Saved data entries:

— Begin —

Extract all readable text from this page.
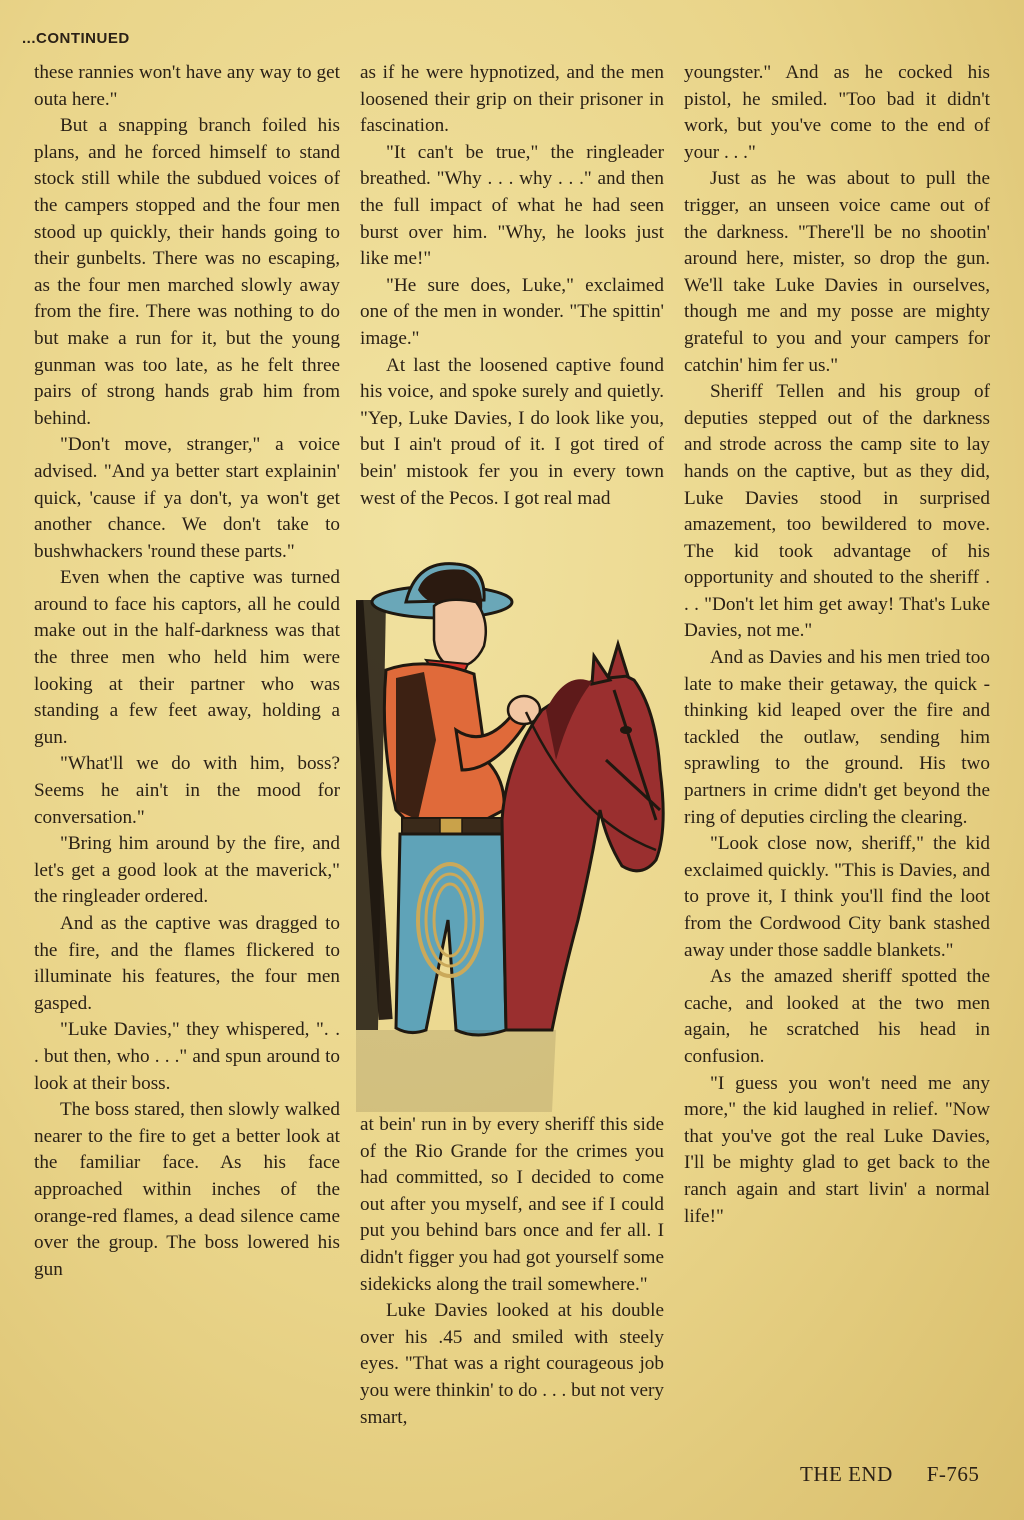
...CONTINUED

these rannies won't have any way to get outa here."

But a snapping branch foiled his plans, and he forced himself to stand stock still while the subdued voices of the campers stopped and the four men stood up quickly, their hands going to their gunbelts. There was no escaping, as the four men marched slowly away from the fire. There was nothing to do but make a run for it, but the young gunman was too late, as he felt three pairs of strong hands grab him from behind.

"Don't move, stranger," a voice advised. "And ya better start explainin' quick, 'cause if ya don't, ya won't get another chance. We don't take to bushwhackers 'round these parts."

Even when the captive was turned around to face his captors, all he could make out in the half-darkness was that the three men who held him were looking at their partner who was standing a few feet away, holding a gun.

"What'll we do with him, boss? Seems he ain't in the mood for conversation."

"Bring him around by the fire, and let's get a good look at the maverick," the ringleader ordered.

And as the captive was dragged to the fire, and the flames flickered to illuminate his features, the four men gasped.

"Luke Davies," they whispered, ". . . but then, who . . ." and spun around to look at their boss.

The boss stared, then slowly walked nearer to the fire to get a better look at the familiar face. As his face approached within inches of the orange-red flames, a dead silence came over the group. The boss lowered his gun

as if he were hypnotized, and the men loosened their grip on their prisoner in fascination.

"It can't be true," the ringleader breathed. "Why . . . why . . ." and then the full impact of what he had seen burst over him. "Why, he looks just like me!"

"He sure does, Luke," exclaimed one of the men in wonder. "The spittin' image."

At last the loosened captive found his voice, and spoke surely and quietly. "Yep, Luke Davies, I do look like you, but I ain't proud of it. I got tired of bein' mistook fer you in every town west of the Pecos. I got real mad

at bein' run in by every sheriff this side of the Rio Grande for the crimes you had committed, so I decided to come out after you myself, and see if I could put you behind bars once and fer all. I didn't figger you had got yourself some sidekicks along the trail somewhere."

Luke Davies looked at his double over his .45 and smiled with steely eyes. "That was a right courageous job you were thinkin' to do . . . but not very smart,

youngster." And as he cocked his pistol, he smiled. "Too bad it didn't work, but you've come to the end of your . . ."

Just as he was about to pull the trigger, an unseen voice came out of the darkness. "There'll be no shootin' around here, mister, so drop the gun. We'll take Luke Davies in ourselves, though me and my posse are mighty grateful to you and your campers for catchin' him fer us."

Sheriff Tellen and his group of deputies stepped out of the darkness and strode across the camp site to lay hands on the captive, but as they did, Luke Davies stood in surprised amazement, too bewildered to move. The kid took advantage of his opportunity and shouted to the sheriff . . . "Don't let him get away! That's Luke Davies, not me."

And as Davies and his men tried too late to make their getaway, the quick - thinking kid leaped over the fire and tackled the outlaw, sending him sprawling to the ground. His two partners in crime didn't get beyond the ring of deputies circling the clearing.

"Look close now, sheriff," the kid exclaimed quickly. "This is Davies, and to prove it, I think you'll find the loot from the Cordwood City bank stashed away under those saddle blankets."

As the amazed sheriff spotted the cache, and looked at the two men again, he scratched his head in confusion.

"I guess you won't need me any more," the kid laughed in relief. "Now that you've got the real Luke Davies, I'll be mighty glad to get back to the ranch again and start livin' a normal life!"

THE END F-765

— End —

▶ _Goal_
Reproduce the records verbatim, omitting all images they contain.

▶ _Result_
Extract all readable text from this page.
...CONTINUED

these rannies won't have any way to get outa here."

But a snapping branch foiled his plans, and he forced himself to stand stock still while the subdued voices of the campers stopped and the four men stood up quickly, their hands going to their gunbelts. There was no escaping, as the four men marched slowly away from the fire. There was nothing to do but make a run for it, but the young gunman was too late, as he felt three pairs of strong hands grab him from behind.

"Don't move, stranger," a voice advised. "And ya better start explainin' quick, 'cause if ya don't, ya won't get another chance. We don't take to bushwhackers 'round these parts."

Even when the captive was turned around to face his captors, all he could make out in the half-darkness was that the three men who held him were looking at their partner who was standing a few feet away, holding a gun.

"What'll we do with him, boss? Seems he ain't in the mood for conversation."

"Bring him around by the fire, and let's get a good look at the maverick," the ringleader ordered.

And as the captive was dragged to the fire, and the flames flickered to illuminate his features, the four men gasped.

"Luke Davies," they whispered, ". . . but then, who . . ." and spun around to look at their boss.

The boss stared, then slowly walked nearer to the fire to get a better look at the familiar face. As his face approached within inches of the orange-red flames, a dead silence came over the group. The boss lowered his gun

as if he were hypnotized, and the men loosened their grip on their prisoner in fascination.

"It can't be true," the ringleader breathed. "Why . . . why . . ." and then the full impact of what he had seen burst over him. "Why, he looks just like me!"

"He sure does, Luke," exclaimed one of the men in wonder. "The spittin' image."

At last the loosened captive found his voice, and spoke surely and quietly. "Yep, Luke Davies, I do look like you, but I ain't proud of it. I got tired of bein' mistook fer you in every town west of the Pecos. I got real mad

at bein' run in by every sheriff this side of the Rio Grande for the crimes you had committed, so I decided to come out after you myself, and see if I could put you behind bars once and fer all. I didn't figger you had got yourself some sidekicks along the trail somewhere."

Luke Davies looked at his double over his .45 and smiled with steely eyes. "That was a right courageous job you were thinkin' to do . . . but not very smart,

youngster." And as he cocked his pistol, he smiled. "Too bad it didn't work, but you've come to the end of your . . ."

Just as he was about to pull the trigger, an unseen voice came out of the darkness. "There'll be no shootin' around here, mister, so drop the gun. We'll take Luke Davies in ourselves, though me and my posse are mighty grateful to you and your campers for catchin' him fer us."

Sheriff Tellen and his group of deputies stepped out of the darkness and strode across the camp site to lay hands on the captive, but as they did, Luke Davies stood in surprised amazement, too bewildered to move. The kid took advantage of his opportunity and shouted to the sheriff . . . "Don't let him get away! That's Luke Davies, not me."

And as Davies and his men tried too late to make their getaway, the quick - thinking kid leaped over the fire and tackled the outlaw, sending him sprawling to the ground. His two partners in crime didn't get beyond the ring of deputies circling the clearing.

"Look close now, sheriff," the kid exclaimed quickly. "This is Davies, and to prove it, I think you'll find the loot from the Cordwood City bank stashed away under those saddle blankets."

As the amazed sheriff spotted the cache, and looked at the two men again, he scratched his head in confusion.

"I guess you won't need me any more," the kid laughed in relief. "Now that you've got the real Luke Davies, I'll be mighty glad to get back to the ranch again and start livin' a normal life!"

THE END F-765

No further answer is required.